Records from a dataset:
•••
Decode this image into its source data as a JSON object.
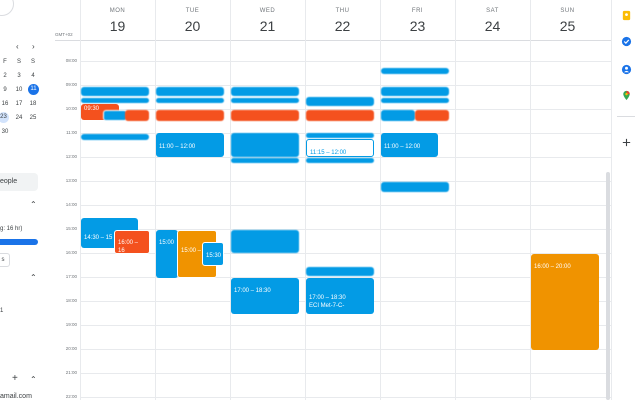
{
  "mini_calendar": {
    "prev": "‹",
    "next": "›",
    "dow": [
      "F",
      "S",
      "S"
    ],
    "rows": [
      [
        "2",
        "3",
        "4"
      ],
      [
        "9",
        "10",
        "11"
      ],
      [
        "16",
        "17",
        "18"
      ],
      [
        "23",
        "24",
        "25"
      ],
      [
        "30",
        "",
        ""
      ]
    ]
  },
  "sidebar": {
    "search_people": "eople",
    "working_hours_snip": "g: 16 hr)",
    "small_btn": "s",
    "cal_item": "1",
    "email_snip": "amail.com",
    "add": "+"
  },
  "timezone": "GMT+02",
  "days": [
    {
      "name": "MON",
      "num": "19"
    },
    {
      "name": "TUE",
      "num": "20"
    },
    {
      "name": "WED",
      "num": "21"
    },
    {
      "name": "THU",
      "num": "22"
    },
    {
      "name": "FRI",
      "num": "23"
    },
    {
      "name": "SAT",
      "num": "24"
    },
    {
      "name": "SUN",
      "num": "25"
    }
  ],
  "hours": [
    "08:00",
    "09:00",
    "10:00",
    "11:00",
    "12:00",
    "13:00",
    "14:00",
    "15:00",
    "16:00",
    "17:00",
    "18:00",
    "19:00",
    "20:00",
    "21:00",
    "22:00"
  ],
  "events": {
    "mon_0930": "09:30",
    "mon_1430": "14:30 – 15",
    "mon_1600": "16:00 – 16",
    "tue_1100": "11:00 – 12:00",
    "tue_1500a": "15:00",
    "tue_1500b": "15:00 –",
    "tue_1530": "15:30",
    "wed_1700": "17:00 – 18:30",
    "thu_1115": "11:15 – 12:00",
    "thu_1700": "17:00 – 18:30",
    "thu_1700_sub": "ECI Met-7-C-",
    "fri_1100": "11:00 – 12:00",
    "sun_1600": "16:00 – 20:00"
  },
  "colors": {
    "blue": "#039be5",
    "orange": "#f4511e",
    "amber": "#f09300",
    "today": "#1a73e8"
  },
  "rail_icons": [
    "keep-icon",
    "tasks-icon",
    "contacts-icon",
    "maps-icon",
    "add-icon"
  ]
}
•••
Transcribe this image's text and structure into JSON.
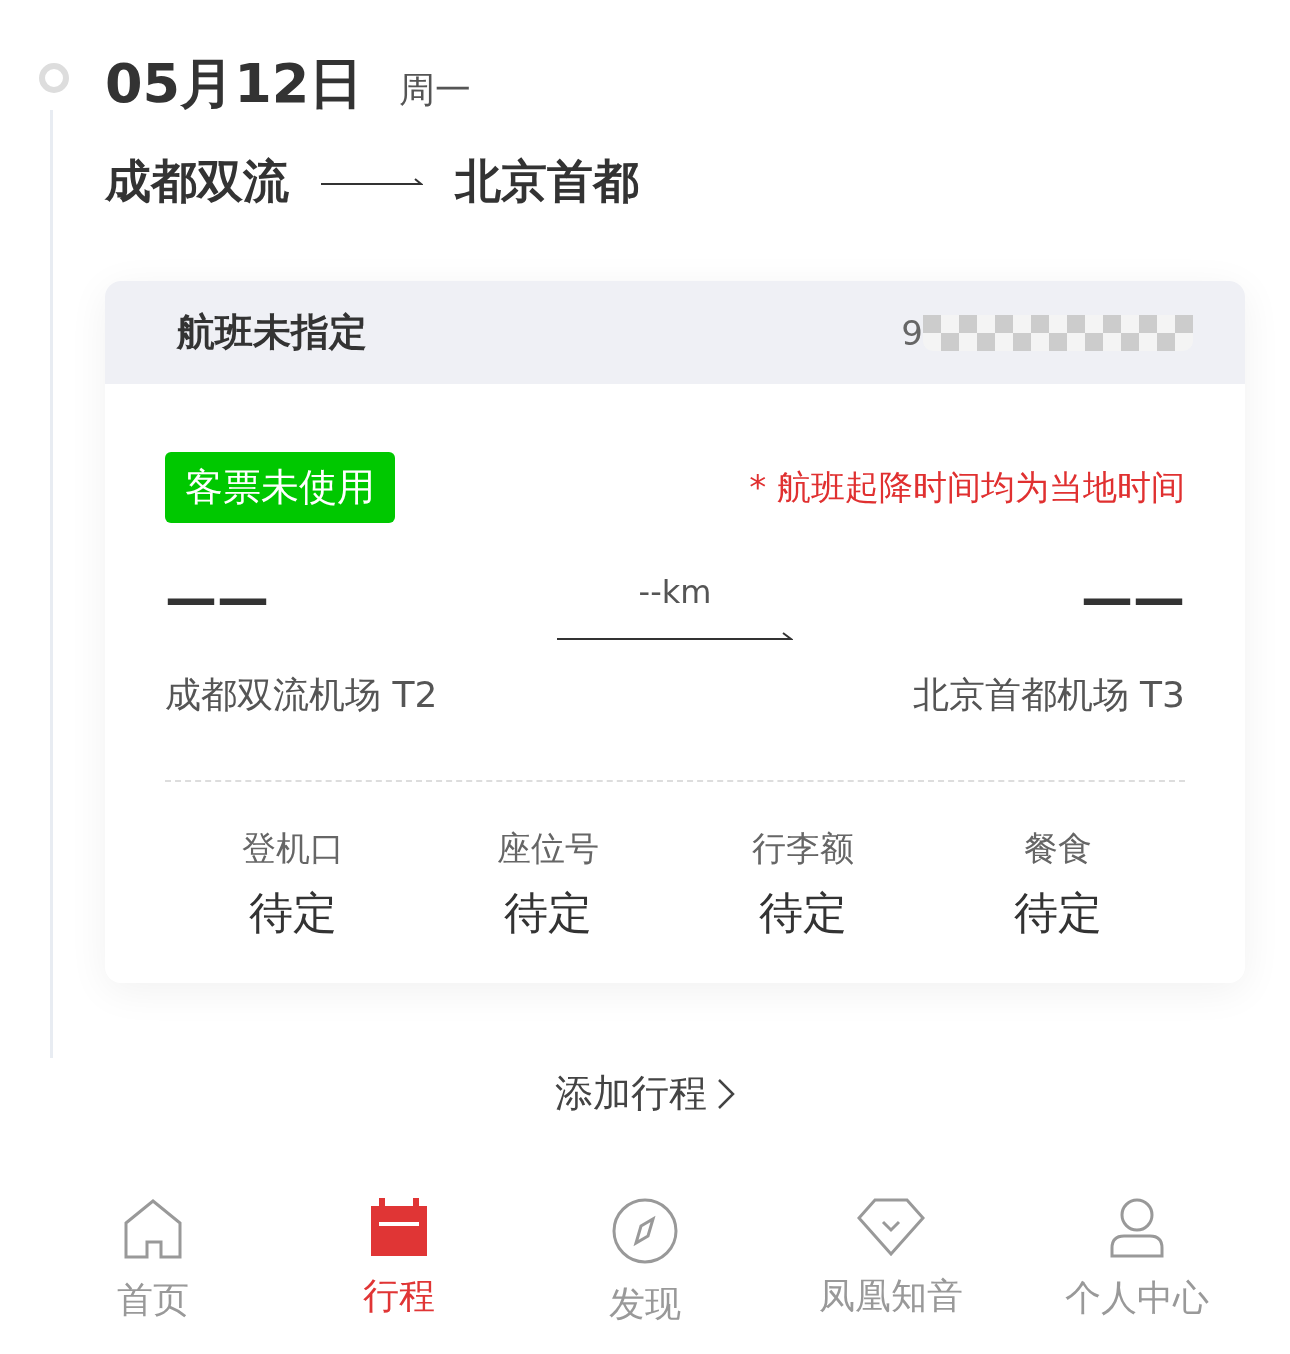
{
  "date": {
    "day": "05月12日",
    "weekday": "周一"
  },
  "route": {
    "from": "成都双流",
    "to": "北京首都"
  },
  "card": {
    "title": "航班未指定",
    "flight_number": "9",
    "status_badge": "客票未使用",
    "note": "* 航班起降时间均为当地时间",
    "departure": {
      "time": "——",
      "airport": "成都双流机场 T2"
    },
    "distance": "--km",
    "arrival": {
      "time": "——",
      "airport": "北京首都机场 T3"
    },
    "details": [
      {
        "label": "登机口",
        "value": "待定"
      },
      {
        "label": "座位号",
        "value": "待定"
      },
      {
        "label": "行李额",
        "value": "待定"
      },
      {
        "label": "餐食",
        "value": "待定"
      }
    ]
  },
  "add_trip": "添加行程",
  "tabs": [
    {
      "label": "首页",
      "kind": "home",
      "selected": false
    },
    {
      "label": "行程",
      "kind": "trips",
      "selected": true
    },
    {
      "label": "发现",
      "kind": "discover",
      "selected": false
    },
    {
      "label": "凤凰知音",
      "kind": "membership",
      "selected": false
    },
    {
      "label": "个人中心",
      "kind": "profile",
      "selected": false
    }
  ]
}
•••
TO DO - Go through the material and select each line with the string "this" in it.

CORRECT OUTPUT -
Decode this image into its source data as a JSON object.
Transcribe this image's text and structure into JSON.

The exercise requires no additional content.